### WRITTEN PROBLEM
Repeat the records below exactly, leaving out every picture.

### DATA EXCERPTS

######

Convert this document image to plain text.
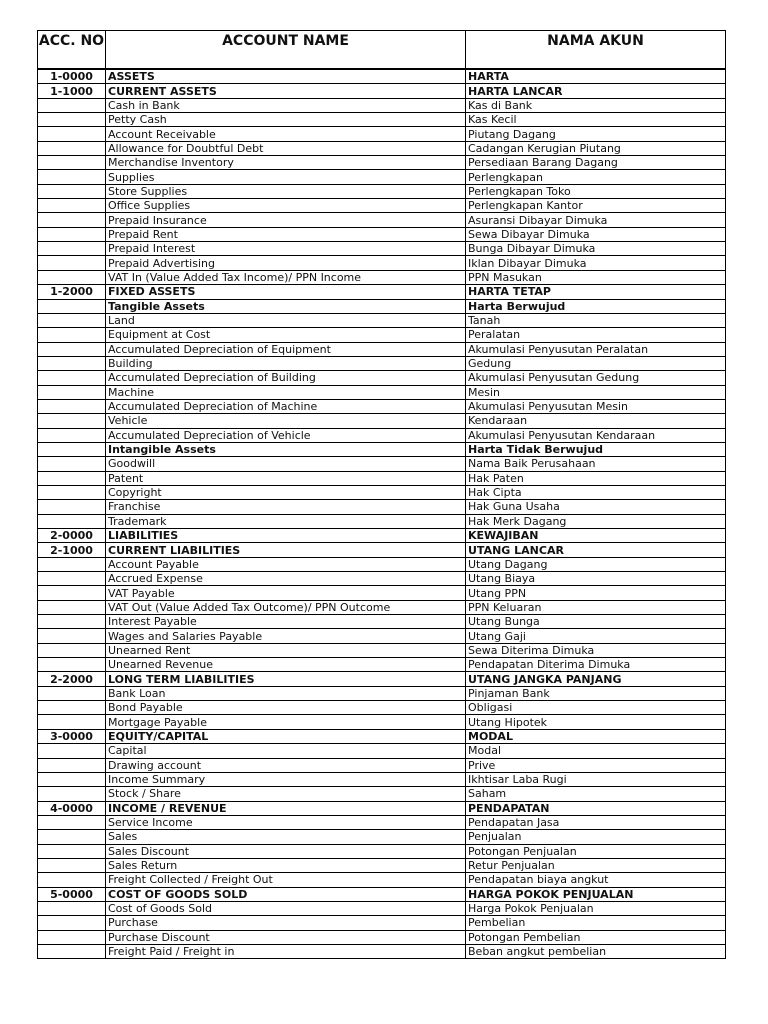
ACC. NO	ACCOUNT NAME	NAMA AKUN
1-0000	ASSETS	HARTA
1-1000	CURRENT ASSETS	HARTA LANCAR
	Cash in Bank	Kas di Bank
	Petty Cash	Kas Kecil
	Account Receivable	Piutang Dagang
	Allowance for Doubtful Debt	Cadangan Kerugian Piutang
	Merchandise Inventory	Persediaan Barang Dagang
	Supplies	Perlengkapan
	Store Supplies	Perlengkapan Toko
	Office Supplies	Perlengkapan Kantor
	Prepaid Insurance	Asuransi Dibayar Dimuka
	Prepaid Rent	Sewa Dibayar Dimuka
	Prepaid Interest	Bunga Dibayar Dimuka
	Prepaid Advertising	Iklan Dibayar Dimuka
	VAT In (Value Added Tax Income)/ PPN Income	PPN Masukan
1-2000	FIXED ASSETS	HARTA TETAP
	Tangible Assets	Harta Berwujud
	Land	Tanah
	Equipment at Cost	Peralatan
	Accumulated Depreciation of Equipment	Akumulasi Penyusutan Peralatan
	Building	Gedung
	Accumulated Depreciation of Building	Akumulasi Penyusutan Gedung
	Machine	Mesin
	Accumulated Depreciation of Machine	Akumulasi Penyusutan Mesin
	Vehicle	Kendaraan
	Accumulated Depreciation of Vehicle	Akumulasi Penyusutan Kendaraan
	Intangible Assets	Harta Tidak Berwujud
	Goodwill	Nama Baik Perusahaan
	Patent	Hak Paten
	Copyright	Hak Cipta
	Franchise	Hak Guna Usaha
	Trademark	Hak Merk Dagang
2-0000	LIABILITIES	KEWAJIBAN
2-1000	CURRENT LIABILITIES	UTANG LANCAR
	Account Payable	Utang Dagang
	Accrued Expense	Utang Biaya
	VAT Payable	Utang PPN
	VAT Out (Value Added Tax Outcome)/ PPN Outcome	PPN Keluaran
	Interest Payable	Utang Bunga
	Wages and Salaries Payable	Utang Gaji
	Unearned Rent	Sewa Diterima Dimuka
	Unearned Revenue	Pendapatan Diterima Dimuka
2-2000	LONG TERM LIABILITIES	UTANG JANGKA PANJANG
	Bank Loan	Pinjaman Bank
	Bond Payable	Obligasi
	Mortgage Payable	Utang Hipotek
3-0000	EQUITY/CAPITAL	MODAL
	Capital	Modal
	Drawing account	Prive
	Income Summary	Ikhtisar Laba Rugi
	Stock / Share	Saham
4-0000	INCOME / REVENUE	PENDAPATAN
	Service Income	Pendapatan Jasa
	Sales	Penjualan
	Sales Discount	Potongan Penjualan
	Sales Return	Retur Penjualan
	Freight Collected / Freight Out	Pendapatan biaya angkut
5-0000	COST OF GOODS SOLD	HARGA POKOK PENJUALAN
	Cost of Goods Sold	Harga Pokok Penjualan
	Purchase	Pembelian
	Purchase Discount	Potongan Pembelian
	Freight Paid / Freight in	Beban angkut pembelian
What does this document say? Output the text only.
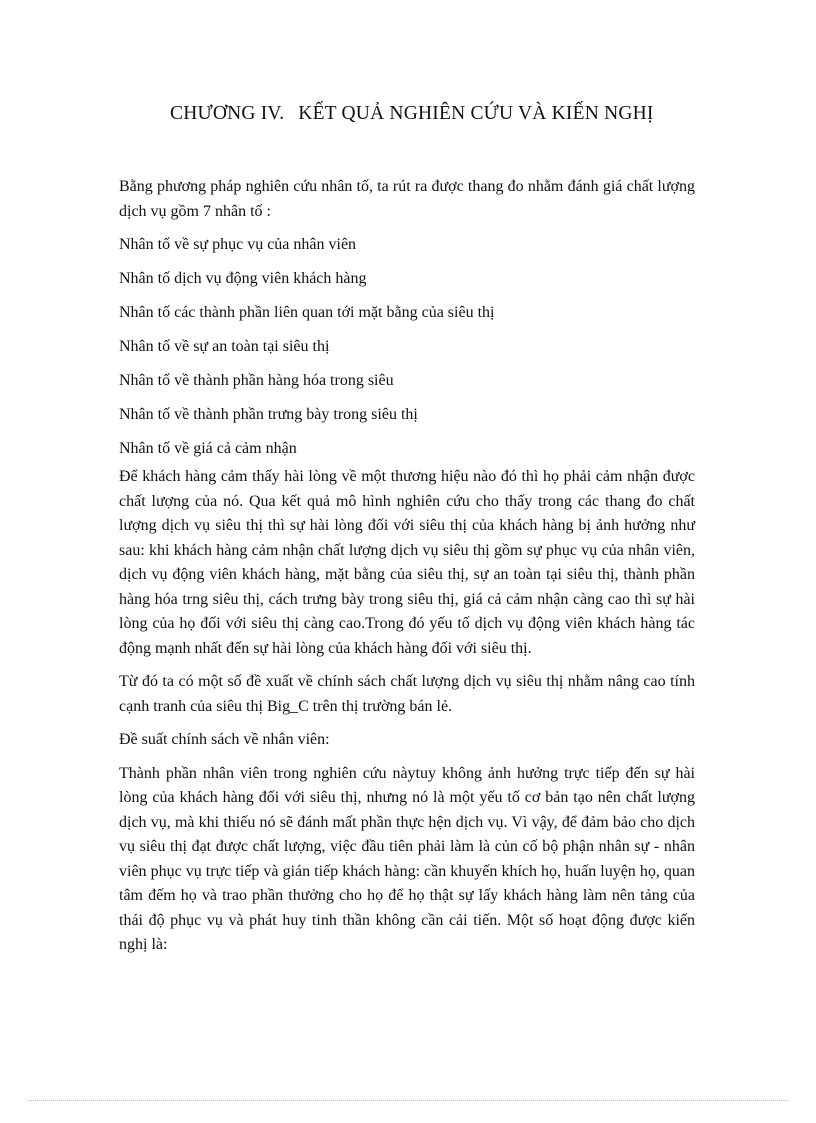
CHƯƠNG IV. KẾT QUẢ NGHIÊN CỨU VÀ KIẾN NGHỊ

Bằng phương pháp nghiên cứu nhân tố, ta rút ra được thang đo nhằm đánh giá chất lượng dịch vụ gồm 7 nhân tố :

Nhân tố về sự phục vụ của nhân viên
Nhân tố dịch vụ động viên khách hàng
Nhân tố các thành phần liên quan tới mặt bằng của siêu thị
Nhân tố về sự an toàn tại siêu thị
Nhân tố về thành phần hàng hóa trong siêu
Nhân tố về thành phần trưng bày trong siêu thị
Nhân tố về giá cả cảm nhận

Để khách hàng cảm thấy hài lòng về một thương hiệu nào đó thì họ phải cảm nhận được chất lượng của nó. Qua kết quả mô hình nghiên cứu cho thấy trong các thang đo chất lượng dịch vụ siêu thị thì sự hài lòng đối với siêu thị của khách hàng bị ảnh hưởng như sau: khi khách hàng cảm nhận chất lượng dịch vụ siêu thị gồm sự phục vụ của nhân viên, dịch vụ động viên khách hàng, mặt bằng của siêu thị, sự an toàn tại siêu thị, thành phần hàng hóa trng siêu thị, cách trưng bày trong siêu thị, giá cả cảm nhận càng cao thì sự hài lòng của họ đối với siêu thị càng cao.Trong đó yếu tố dịch vụ động viên khách hàng tác động mạnh nhất đến sự hài lòng của khách hàng đối với siêu thị.

Từ đó ta có một số đề xuất về chính sách chất lượng dịch vụ siêu thị nhằm nâng cao tính cạnh tranh của siêu thị Big_C trên thị trường bán lẻ.

Đề suất chính sách về nhân viên:

Thành phần nhân viên trong nghiên cứu nàytuy không ảnh hưởng trực tiếp đến sự hài lòng của khách hàng đối với siêu thị, nhưng nó là một yếu tố cơ bản tạo nên chất lượng dịch vụ, mà khi thiếu nó sẽ đánh mất phần thực hện dịch vụ. Vì vậy, để đảm bảo cho dịch vụ siêu thị đạt được chất lượng, việc đầu tiên phải làm là củn cố bộ phận nhân sự - nhân viên phục vụ trực tiếp và gián tiếp khách hàng: cần khuyến khích họ, huấn luyện họ, quan tâm đếm họ và trao phần thưởng cho họ để họ thật sự lấy khách hàng làm nên tảng của thái độ phục vụ và phát huy tinh thần không cần cải tiến. Một số hoạt động được kiến nghị là:
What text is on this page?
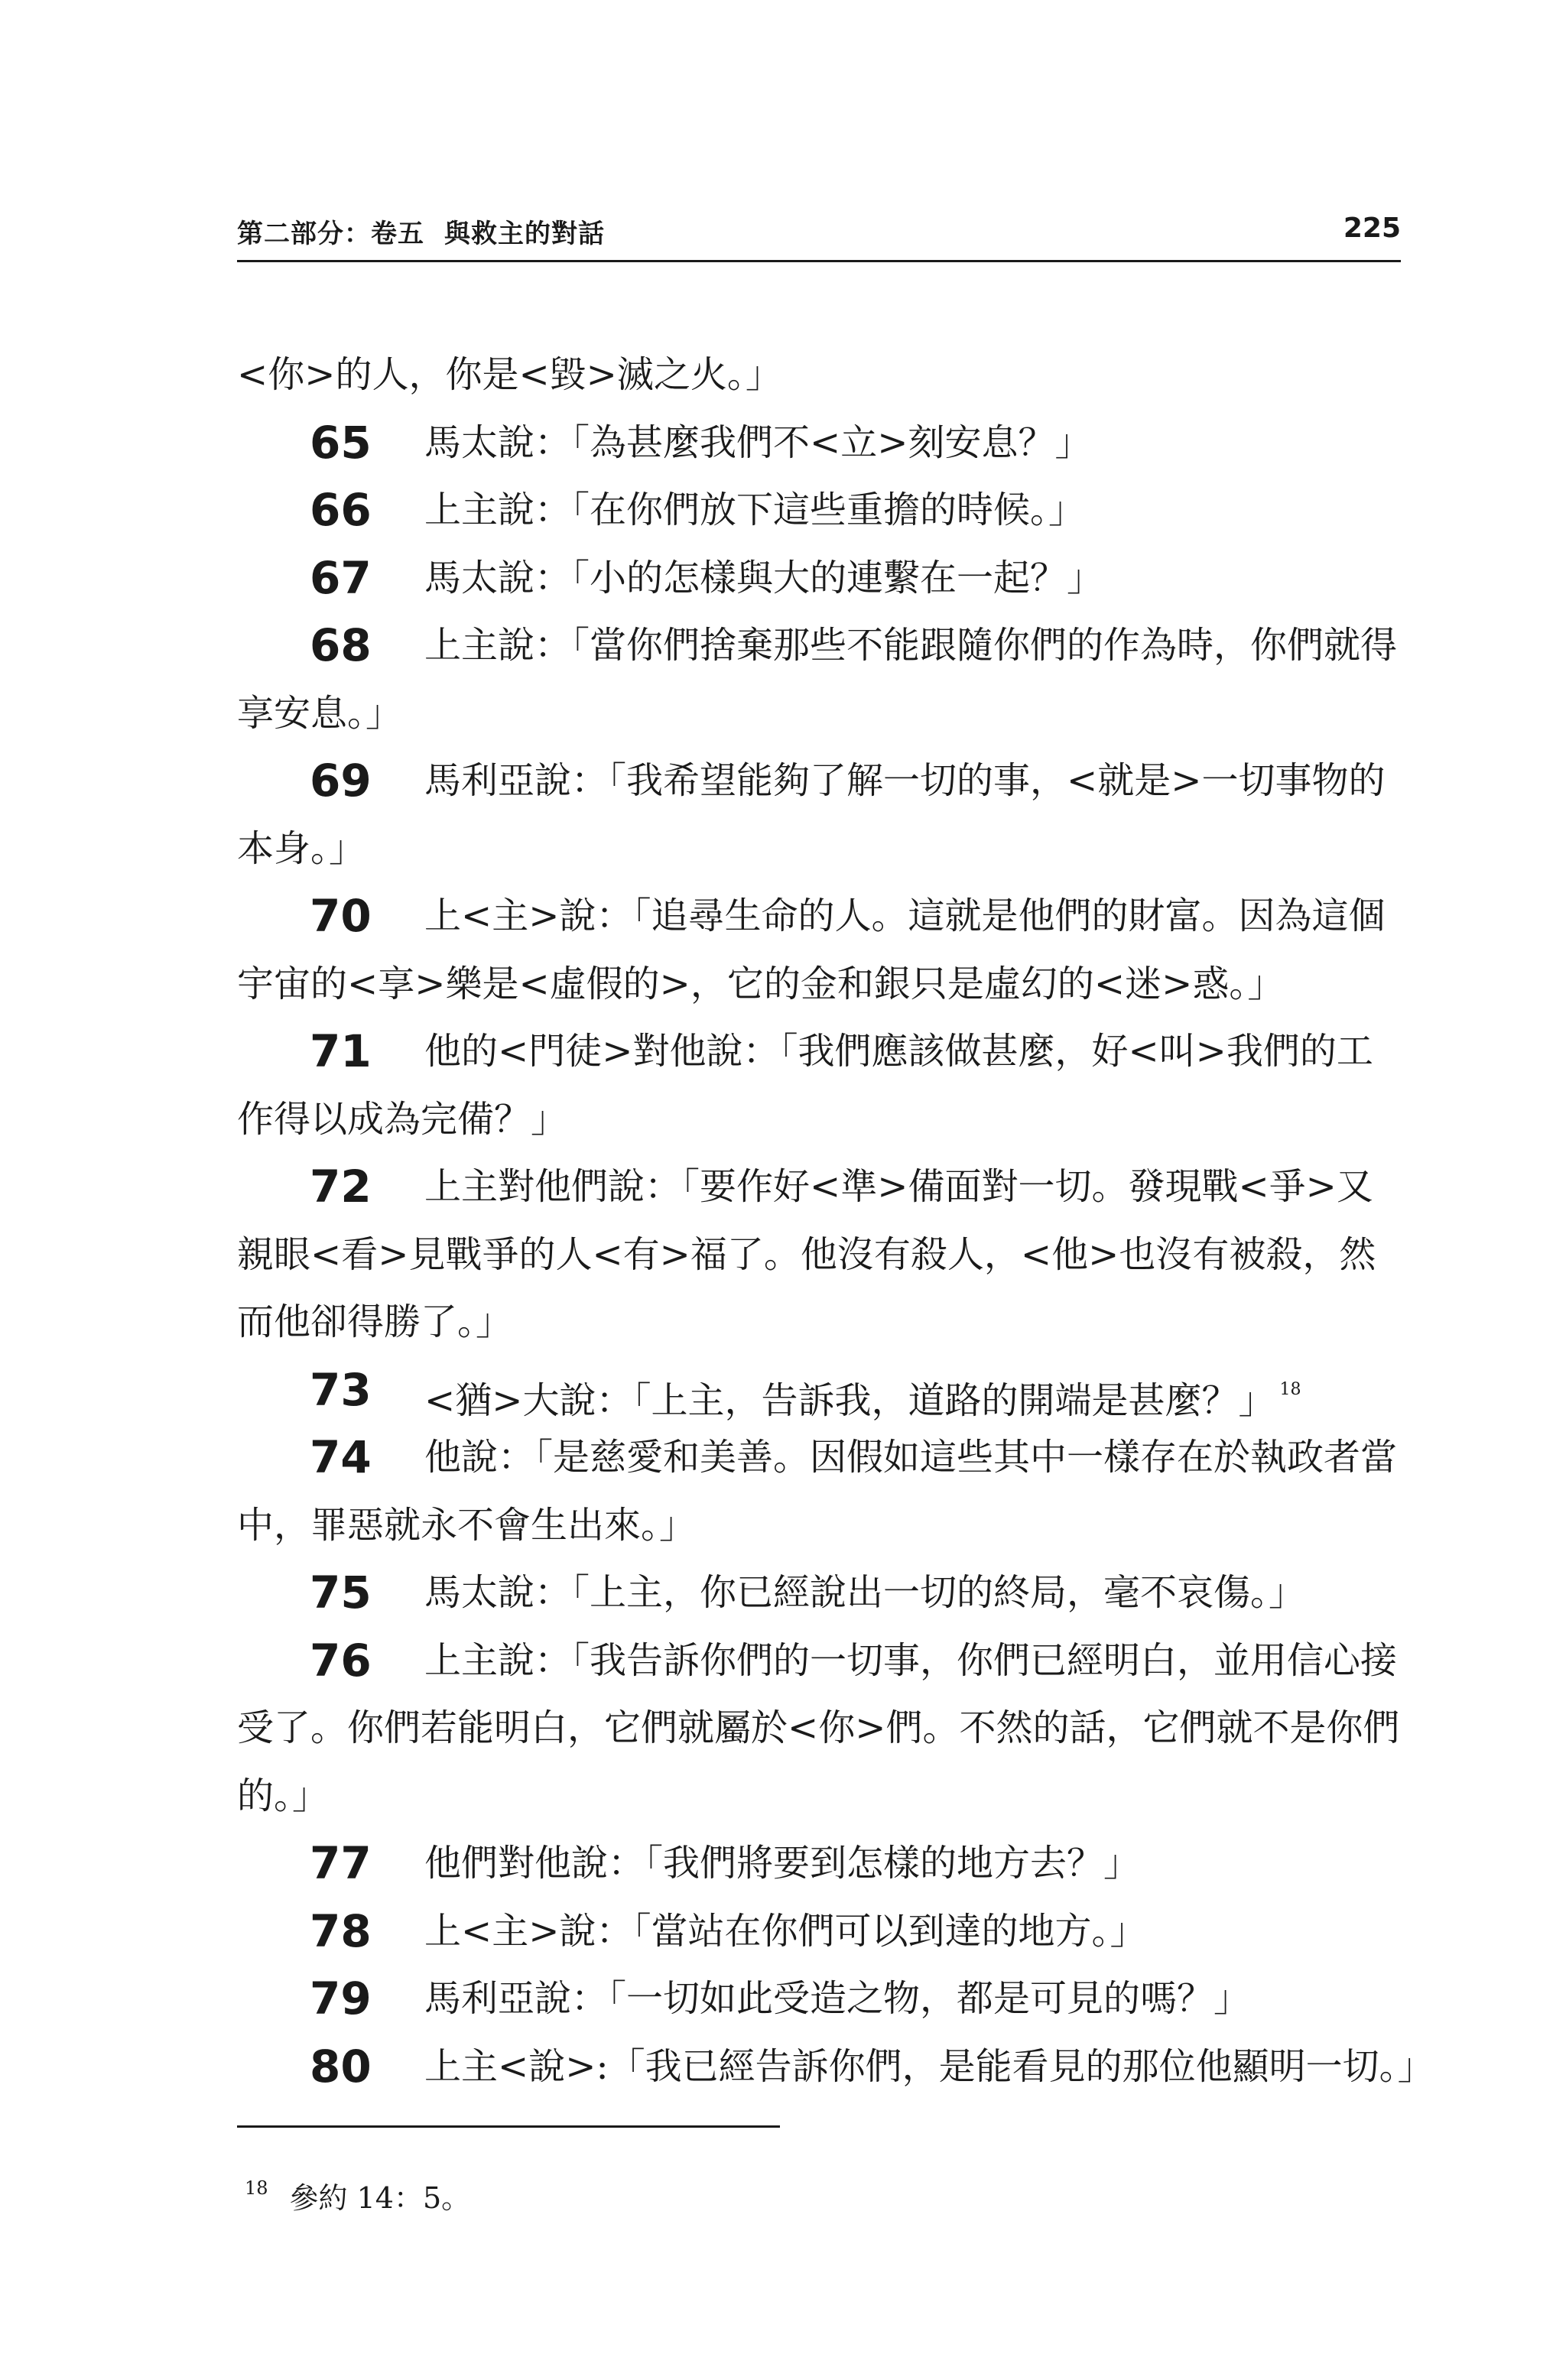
第二部分：卷五 與救主的對話	225
<你>的人，你是<毀>滅之火。」
65	馬太說：「為甚麼我們不<立>刻安息？」
66	上主說：「在你們放下這些重擔的時候。」
67	馬太說：「小的怎樣與大的連繫在一起？」
68	上主說：「當你們捨棄那些不能跟隨你們的作為時，你們就得
享安息。」
69	馬利亞說：「我希望能夠了解一切的事，<就是>一切事物的
本身。」
70	上<主>說：「追尋生命的人。這就是他們的財富。因為這個
宇宙的<享>樂是<虛假的>，它的金和銀只是虛幻的<迷>惑。」
71	他的<門徒>對他說：「我們應該做甚麼，好<叫>我們的工
作得以成為完備？」
72	上主對他們說：「要作好<準>備面對一切。發現戰<爭>又
親眼<看>見戰爭的人<有>福了。他沒有殺人，<他>也沒有被殺，然
而他卻得勝了。」
73	<猶>大說：「上主，告訴我，道路的開端是甚麼？」 $^{18}$
74	他說：「是慈愛和美善。因假如這些其中一樣存在於執政者當
中，罪惡就永不會生出來。」
75	馬太說：「上主，你已經說出一切的終局，毫不哀傷。」
76	上主說：「我告訴你們的一切事，你們已經明白，並用信心接
受了。你們若能明白，它們就屬於<你>們。不然的話，它們就不是你們
的。」
77	他們對他說：「我們將要到怎樣的地方去？」
78	上<主>說：「當站在你們可以到達的地方。」
79	馬利亞說：「一切如此受造之物，都是可見的嗎？」
80	上主<說>:「我已經告訴你們，是能看見的那位他顯明一切。」
$^{18}$ 參約 14：5。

######

### EXERCISE RESULT
Convert this document image to plain text.
ACC. NO	ACCOUNT NAME	NAMA AKUN
1-0000	ASSETS	HARTA
1-1000	CURRENT ASSETS	HARTA LANCAR
	Cash in Bank	Kas di Bank
	Petty Cash	Kas Kecil
	Account Receivable	Piutang Dagang
	Allowance for Doubtful Debt	Cadangan Kerugian Piutang
	Merchandise Inventory	Persediaan Barang Dagang
	Supplies	Perlengkapan
	Store Supplies	Perlengkapan Toko
	Office Supplies	Perlengkapan Kantor
	Prepaid Insurance	Asuransi Dibayar Dimuka
	Prepaid Rent	Sewa Dibayar Dimuka
	Prepaid Interest	Bunga Dibayar Dimuka
	Prepaid Advertising	Iklan Dibayar Dimuka
	VAT In (Value Added Tax Income)/ PPN Income	PPN Masukan
1-2000	FIXED ASSETS	HARTA TETAP
	Tangible Assets	Harta Berwujud
	Land	Tanah
	Equipment at Cost	Peralatan
	Accumulated Depreciation of Equipment	Akumulasi Penyusutan Peralatan
	Building	Gedung
	Accumulated Depreciation of Building	Akumulasi Penyusutan Gedung
	Machine	Mesin
	Accumulated Depreciation of Machine	Akumulasi Penyusutan Mesin
	Vehicle	Kendaraan
	Accumulated Depreciation of Vehicle	Akumulasi Penyusutan Kendaraan
	Intangible Assets	Harta Tidak Berwujud
	Goodwill	Nama Baik Perusahaan
	Patent	Hak Paten
	Copyright	Hak Cipta
	Franchise	Hak Guna Usaha
	Trademark	Hak Merk Dagang
2-0000	LIABILITIES	KEWAJIBAN
2-1000	CURRENT LIABILITIES	UTANG LANCAR
	Account Payable	Utang Dagang
	Accrued Expense	Utang Biaya
	VAT Payable	Utang PPN
	VAT Out (Value Added Tax Outcome)/ PPN Outcome	PPN Keluaran
	Interest Payable	Utang Bunga
	Wages and Salaries Payable	Utang Gaji
	Unearned Rent	Sewa Diterima Dimuka
	Unearned Revenue	Pendapatan Diterima Dimuka
2-2000	LONG TERM LIABILITIES	UTANG JANGKA PANJANG
	Bank Loan	Pinjaman Bank
	Bond Payable	Obligasi
	Mortgage Payable	Utang Hipotek
3-0000	EQUITY/CAPITAL	MODAL
	Capital	Modal
	Drawing account	Prive
	Income Summary	Ikhtisar Laba Rugi
	Stock / Share	Saham
4-0000	INCOME / REVENUE	PENDAPATAN
	Service Income	Pendapatan Jasa
	Sales	Penjualan
	Sales Discount	Potongan Penjualan
	Sales Return	Retur Penjualan
	Freight Collected / Freight Out	Pendapatan biaya angkut
5-0000	COST OF GOODS SOLD	HARGA POKOK PENJUALAN
	Cost of Goods Sold	Harga Pokok Penjualan
	Purchase	Pembelian
	Purchase Discount	Potongan Pembelian
	Freight Paid / Freight in	Beban angkut pembelian
What does this document say? Output the text only.
CHƯƠNG IV. KẾT QUẢ NGHIÊN CỨU VÀ KIẾN NGHỊ

Bằng phương pháp nghiên cứu nhân tố, ta rút ra được thang đo nhằm đánh giá chất lượng dịch vụ gồm 7 nhân tố :

Nhân tố về sự phục vụ của nhân viên
Nhân tố dịch vụ động viên khách hàng
Nhân tố các thành phần liên quan tới mặt bằng của siêu thị
Nhân tố về sự an toàn tại siêu thị
Nhân tố về thành phần hàng hóa trong siêu
Nhân tố về thành phần trưng bày trong siêu thị
Nhân tố về giá cả cảm nhận

Để khách hàng cảm thấy hài lòng về một thương hiệu nào đó thì họ phải cảm nhận được chất lượng của nó. Qua kết quả mô hình nghiên cứu cho thấy trong các thang đo chất lượng dịch vụ siêu thị thì sự hài lòng đối với siêu thị của khách hàng bị ảnh hưởng như sau: khi khách hàng cảm nhận chất lượng dịch vụ siêu thị gồm sự phục vụ của nhân viên, dịch vụ động viên khách hàng, mặt bằng của siêu thị, sự an toàn tại siêu thị, thành phần hàng hóa trng siêu thị, cách trưng bày trong siêu thị, giá cả cảm nhận càng cao thì sự hài lòng của họ đối với siêu thị càng cao.Trong đó yếu tố dịch vụ động viên khách hàng tác động mạnh nhất đến sự hài lòng của khách hàng đối với siêu thị.

Từ đó ta có một số đề xuất về chính sách chất lượng dịch vụ siêu thị nhằm nâng cao tính cạnh tranh của siêu thị Big_C trên thị trường bán lẻ.

Đề suất chính sách về nhân viên:

Thành phần nhân viên trong nghiên cứu nàytuy không ảnh hưởng trực tiếp đến sự hài lòng của khách hàng đối với siêu thị, nhưng nó là một yếu tố cơ bản tạo nên chất lượng dịch vụ, mà khi thiếu nó sẽ đánh mất phần thực hện dịch vụ. Vì vậy, để đảm bảo cho dịch vụ siêu thị đạt được chất lượng, việc đầu tiên phải làm là củn cố bộ phận nhân sự - nhân viên phục vụ trực tiếp và gián tiếp khách hàng: cần khuyến khích họ, huấn luyện họ, quan tâm đếm họ và trao phần thưởng cho họ để họ thật sự lấy khách hàng làm nên tảng của thái độ phục vụ và phát huy tinh thần không cần cải tiến. Một số hoạt động được kiến nghị là:
What text is on this page?
第二部分：卷五 與救主的對話	225
<你>的人，你是<毀>滅之火。」
65	馬太說：「為甚麼我們不<立>刻安息？」
66	上主說：「在你們放下這些重擔的時候。」
67	馬太說：「小的怎樣與大的連繫在一起？」
68	上主說：「當你們捨棄那些不能跟隨你們的作為時，你們就得
享安息。」
69	馬利亞說：「我希望能夠了解一切的事，<就是>一切事物的
本身。」
70	上<主>說：「追尋生命的人。這就是他們的財富。因為這個
宇宙的<享>樂是<虛假的>，它的金和銀只是虛幻的<迷>惑。」
71	他的<門徒>對他說：「我們應該做甚麼，好<叫>我們的工
作得以成為完備？」
72	上主對他們說：「要作好<準>備面對一切。發現戰<爭>又
親眼<看>見戰爭的人<有>福了。他沒有殺人，<他>也沒有被殺，然
而他卻得勝了。」
73	<猶>大說：「上主，告訴我，道路的開端是甚麼？」 $^{18}$
74	他說：「是慈愛和美善。因假如這些其中一樣存在於執政者當
中，罪惡就永不會生出來。」
75	馬太說：「上主，你已經說出一切的終局，毫不哀傷。」
76	上主說：「我告訴你們的一切事，你們已經明白，並用信心接
受了。你們若能明白，它們就屬於<你>們。不然的話，它們就不是你們
的。」
77	他們對他說：「我們將要到怎樣的地方去？」
78	上<主>說：「當站在你們可以到達的地方。」
79	馬利亞說：「一切如此受造之物，都是可見的嗎？」
80	上主<說>:「我已經告訴你們，是能看見的那位他顯明一切。」
$^{18}$ 參約 14：5。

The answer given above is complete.